┏━━
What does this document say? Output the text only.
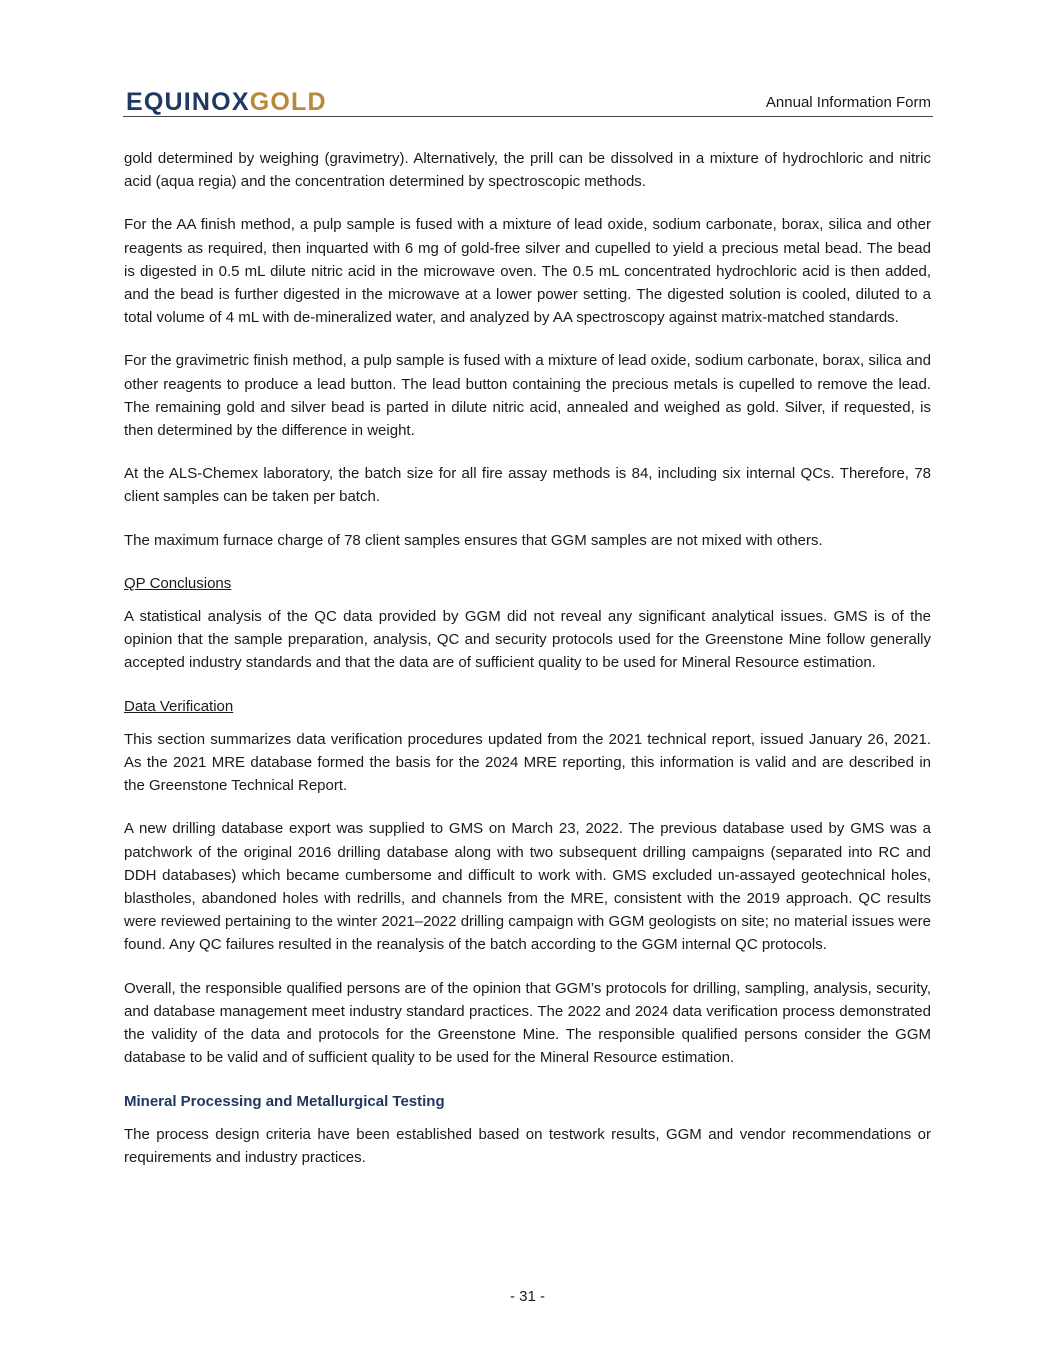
EQUINOXGOLD	Annual Information Form

gold determined by weighing (gravimetry). Alternatively, the prill can be dissolved in a mixture of hydrochloric and nitric acid (aqua regia) and the concentration determined by spectroscopic methods.

For the AA finish method, a pulp sample is fused with a mixture of lead oxide, sodium carbonate, borax, silica and other reagents as required, then inquarted with 6 mg of gold-free silver and cupelled to yield a precious metal bead. The bead is digested in 0.5 mL dilute nitric acid in the microwave oven. The 0.5 mL concentrated hydrochloric acid is then added, and the bead is further digested in the microwave at a lower power setting. The digested solution is cooled, diluted to a total volume of 4 mL with de-mineralized water, and analyzed by AA spectroscopy against matrix-matched standards.

For the gravimetric finish method, a pulp sample is fused with a mixture of lead oxide, sodium carbonate, borax, silica and other reagents to produce a lead button. The lead button containing the precious metals is cupelled to remove the lead. The remaining gold and silver bead is parted in dilute nitric acid, annealed and weighed as gold. Silver, if requested, is then determined by the difference in weight.

At the ALS-Chemex laboratory, the batch size for all fire assay methods is 84, including six internal QCs. Therefore, 78 client samples can be taken per batch.

The maximum furnace charge of 78 client samples ensures that GGM samples are not mixed with others.

QP Conclusions

A statistical analysis of the QC data provided by GGM did not reveal any significant analytical issues. GMS is of the opinion that the sample preparation, analysis, QC and security protocols used for the Greenstone Mine follow generally accepted industry standards and that the data are of sufficient quality to be used for Mineral Resource estimation.

Data Verification

This section summarizes data verification procedures updated from the 2021 technical report, issued January 26, 2021. As the 2021 MRE database formed the basis for the 2024 MRE reporting, this information is valid and are described in the Greenstone Technical Report.

A new drilling database export was supplied to GMS on March 23, 2022. The previous database used by GMS was a patchwork of the original 2016 drilling database along with two subsequent drilling campaigns (separated into RC and DDH databases) which became cumbersome and difficult to work with. GMS excluded un-assayed geotechnical holes, blastholes, abandoned holes with redrills, and channels from the MRE, consistent with the 2019 approach. QC results were reviewed pertaining to the winter 2021–2022 drilling campaign with GGM geologists on site; no material issues were found. Any QC failures resulted in the reanalysis of the batch according to the GGM internal QC protocols.

Overall, the responsible qualified persons are of the opinion that GGM’s protocols for drilling, sampling, analysis, security, and database management meet industry standard practices. The 2022 and 2024 data verification process demonstrated the validity of the data and protocols for the Greenstone Mine. The responsible qualified persons consider the GGM database to be valid and of sufficient quality to be used for the Mineral Resource estimation.

Mineral Processing and Metallurgical Testing

The process design criteria have been established based on testwork results, GGM and vendor recommendations or requirements and industry practices.

- 31 -
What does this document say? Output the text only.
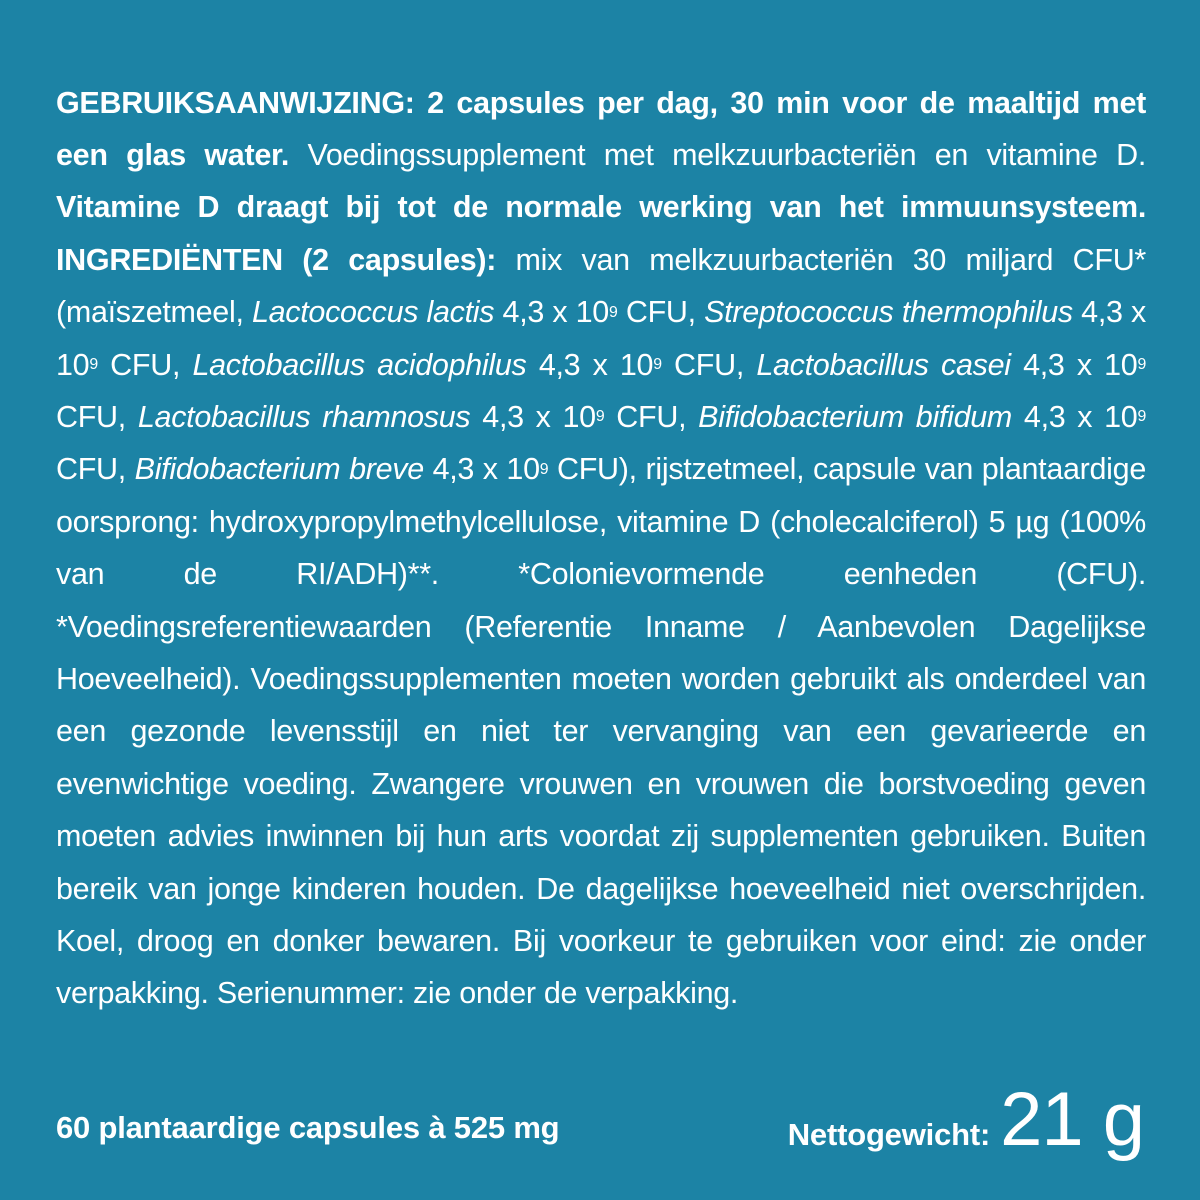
GEBRUIKSAANWIJZING: 2 capsules per dag, 30 min voor de maaltijd met een glas water. Voedingssupplement met melkzuurbacteriën en vitamine D. Vitamine D draagt bij tot de normale werking van het immuunsysteem. INGREDIËNTEN (2 capsules): mix van melkzuurbacteriën 30 miljard CFU* (maïszetmeel, Lactococcus lactis 4,3 x $10^9$ CFU, Streptococcus thermophilus 4,3 x $10^9$ CFU, Lactobacillus acidophilus 4,3 x $10^9$ CFU, Lactobacillus casei 4,3 x $10^9$ CFU, Lactobacillus rhamnosus 4,3 x $10^9$ CFU, Bifidobacterium bifidum 4,3 x $10^9$ CFU, Bifidobacterium breve 4,3 x $10^9$ CFU), rijstzetmeel, capsule van plantaardige oorsprong: hydroxypropylmethylcellulose, vitamine D (cholecalciferol) 5 µg (100% van de RI/ADH)**. *Colonievormende eenheden (CFU). *Voedingsreferentiewaarden (Referentie Inname / Aanbevolen Dagelijkse Hoeveelheid). Voedingssupplementen moeten worden gebruikt als onderdeel van een gezonde levensstijl en niet ter vervanging van een gevarieerde en evenwichtige voeding. Zwangere vrouwen en vrouwen die borstvoeding geven moeten advies inwinnen bij hun arts voordat zij supplementen gebruiken. Buiten bereik van jonge kinderen houden. De dagelijkse hoeveelheid niet overschrijden. Koel, droog en donker bewaren. Bij voorkeur te gebruiken voor eind: zie onder verpakking. Serienummer: zie onder de verpakking.

60 plantaardige capsules à 525 mg	Nettogewicht: 21 g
┗━━
__What is required__.
Repeat every record above exactly. Omit the pictures.

__Written response__.
What does this document say? Output the text only.
EQUINOXGOLD	Annual Information Form

gold determined by weighing (gravimetry). Alternatively, the prill can be dissolved in a mixture of hydrochloric and nitric acid (aqua regia) and the concentration determined by spectroscopic methods.

For the AA finish method, a pulp sample is fused with a mixture of lead oxide, sodium carbonate, borax, silica and other reagents as required, then inquarted with 6 mg of gold-free silver and cupelled to yield a precious metal bead. The bead is digested in 0.5 mL dilute nitric acid in the microwave oven. The 0.5 mL concentrated hydrochloric acid is then added, and the bead is further digested in the microwave at a lower power setting. The digested solution is cooled, diluted to a total volume of 4 mL with de-mineralized water, and analyzed by AA spectroscopy against matrix-matched standards.

For the gravimetric finish method, a pulp sample is fused with a mixture of lead oxide, sodium carbonate, borax, silica and other reagents to produce a lead button. The lead button containing the precious metals is cupelled to remove the lead. The remaining gold and silver bead is parted in dilute nitric acid, annealed and weighed as gold. Silver, if requested, is then determined by the difference in weight.

At the ALS-Chemex laboratory, the batch size for all fire assay methods is 84, including six internal QCs. Therefore, 78 client samples can be taken per batch.

The maximum furnace charge of 78 client samples ensures that GGM samples are not mixed with others.

QP Conclusions

A statistical analysis of the QC data provided by GGM did not reveal any significant analytical issues. GMS is of the opinion that the sample preparation, analysis, QC and security protocols used for the Greenstone Mine follow generally accepted industry standards and that the data are of sufficient quality to be used for Mineral Resource estimation.

Data Verification

This section summarizes data verification procedures updated from the 2021 technical report, issued January 26, 2021. As the 2021 MRE database formed the basis for the 2024 MRE reporting, this information is valid and are described in the Greenstone Technical Report.

A new drilling database export was supplied to GMS on March 23, 2022. The previous database used by GMS was a patchwork of the original 2016 drilling database along with two subsequent drilling campaigns (separated into RC and DDH databases) which became cumbersome and difficult to work with. GMS excluded un-assayed geotechnical holes, blastholes, abandoned holes with redrills, and channels from the MRE, consistent with the 2019 approach. QC results were reviewed pertaining to the winter 2021–2022 drilling campaign with GGM geologists on site; no material issues were found. Any QC failures resulted in the reanalysis of the batch according to the GGM internal QC protocols.

Overall, the responsible qualified persons are of the opinion that GGM’s protocols for drilling, sampling, analysis, security, and database management meet industry standard practices. The 2022 and 2024 data verification process demonstrated the validity of the data and protocols for the Greenstone Mine. The responsible qualified persons consider the GGM database to be valid and of sufficient quality to be used for the Mineral Resource estimation.

Mineral Processing and Metallurgical Testing

The process design criteria have been established based on testwork results, GGM and vendor recommendations or requirements and industry practices.

- 31 -
What does this document say? Output the text only.
GEBRUIKSAANWIJZING: 2 capsules per dag, 30 min voor de maaltijd met een glas water. Voedingssupplement met melkzuurbacteriën en vitamine D. Vitamine D draagt bij tot de normale werking van het immuunsysteem. INGREDIËNTEN (2 capsules): mix van melkzuurbacteriën 30 miljard CFU* (maïszetmeel, Lactococcus lactis 4,3 x $10^9$ CFU, Streptococcus thermophilus 4,3 x $10^9$ CFU, Lactobacillus acidophilus 4,3 x $10^9$ CFU, Lactobacillus casei 4,3 x $10^9$ CFU, Lactobacillus rhamnosus 4,3 x $10^9$ CFU, Bifidobacterium bifidum 4,3 x $10^9$ CFU, Bifidobacterium breve 4,3 x $10^9$ CFU), rijstzetmeel, capsule van plantaardige oorsprong: hydroxypropylmethylcellulose, vitamine D (cholecalciferol) 5 µg (100% van de RI/ADH)**. *Colonievormende eenheden (CFU). *Voedingsreferentiewaarden (Referentie Inname / Aanbevolen Dagelijkse Hoeveelheid). Voedingssupplementen moeten worden gebruikt als onderdeel van een gezonde levensstijl en niet ter vervanging van een gevarieerde en evenwichtige voeding. Zwangere vrouwen en vrouwen die borstvoeding geven moeten advies inwinnen bij hun arts voordat zij supplementen gebruiken. Buiten bereik van jonge kinderen houden. De dagelijkse hoeveelheid niet overschrijden. Koel, droog en donker bewaren. Bij voorkeur te gebruiken voor eind: zie onder verpakking. Serienummer: zie onder de verpakking.

60 plantaardige capsules à 525 mg	Nettogewicht: 21 g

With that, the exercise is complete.